## To be done
What follows is a set of entries. Give them again exactly, without the pictures.

## Extracted data entries
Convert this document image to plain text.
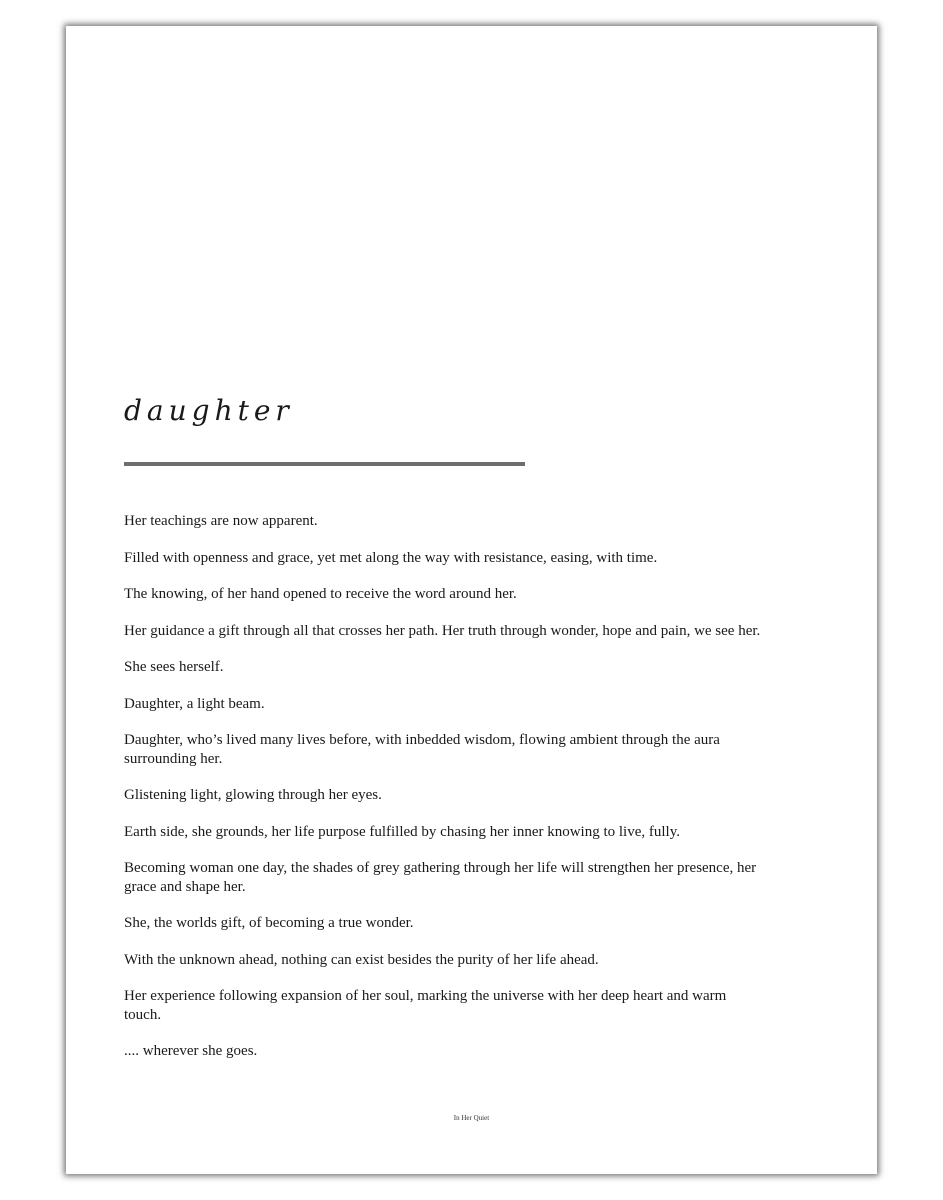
daughter

Her teachings are now apparent.

Filled with openness and grace, yet met along the way with resistance, easing, with time.

The knowing, of her hand opened to receive the word around her.

Her guidance a gift through all that crosses her path. Her truth through wonder, hope and pain, we see her.

She sees herself.

Daughter, a light beam.

Daughter, who’s lived many lives before, with inbedded wisdom, flowing ambient through the aura surrounding her.

Glistening light, glowing through her eyes.

Earth side, she grounds, her life purpose fulfilled by chasing her inner knowing to live, fully.

Becoming woman one day, the shades of grey gathering through her life will strengthen her presence, her grace and shape her.

She, the worlds gift, of becoming a true wonder.

With the unknown ahead, nothing can exist besides the purity of her life ahead.

Her experience following expansion of her soul, marking the universe with her deep heart and warm touch.

.... wherever she goes.

In Her Quiet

## Result of this task
Convert this document image to plain text.
daughter

Her teachings are now apparent.

Filled with openness and grace, yet met along the way with resistance, easing, with time.

The knowing, of her hand opened to receive the word around her.

Her guidance a gift through all that crosses her path. Her truth through wonder, hope and pain, we see her.

She sees herself.

Daughter, a light beam.

Daughter, who’s lived many lives before, with inbedded wisdom, flowing ambient through the aura surrounding her.

Glistening light, glowing through her eyes.

Earth side, she grounds, her life purpose fulfilled by chasing her inner knowing to live, fully.

Becoming woman one day, the shades of grey gathering through her life will strengthen her presence, her grace and shape her.

She, the worlds gift, of becoming a true wonder.

With the unknown ahead, nothing can exist besides the purity of her life ahead.

Her experience following expansion of her soul, marking the universe with her deep heart and warm touch.

.... wherever she goes.

In Her Quiet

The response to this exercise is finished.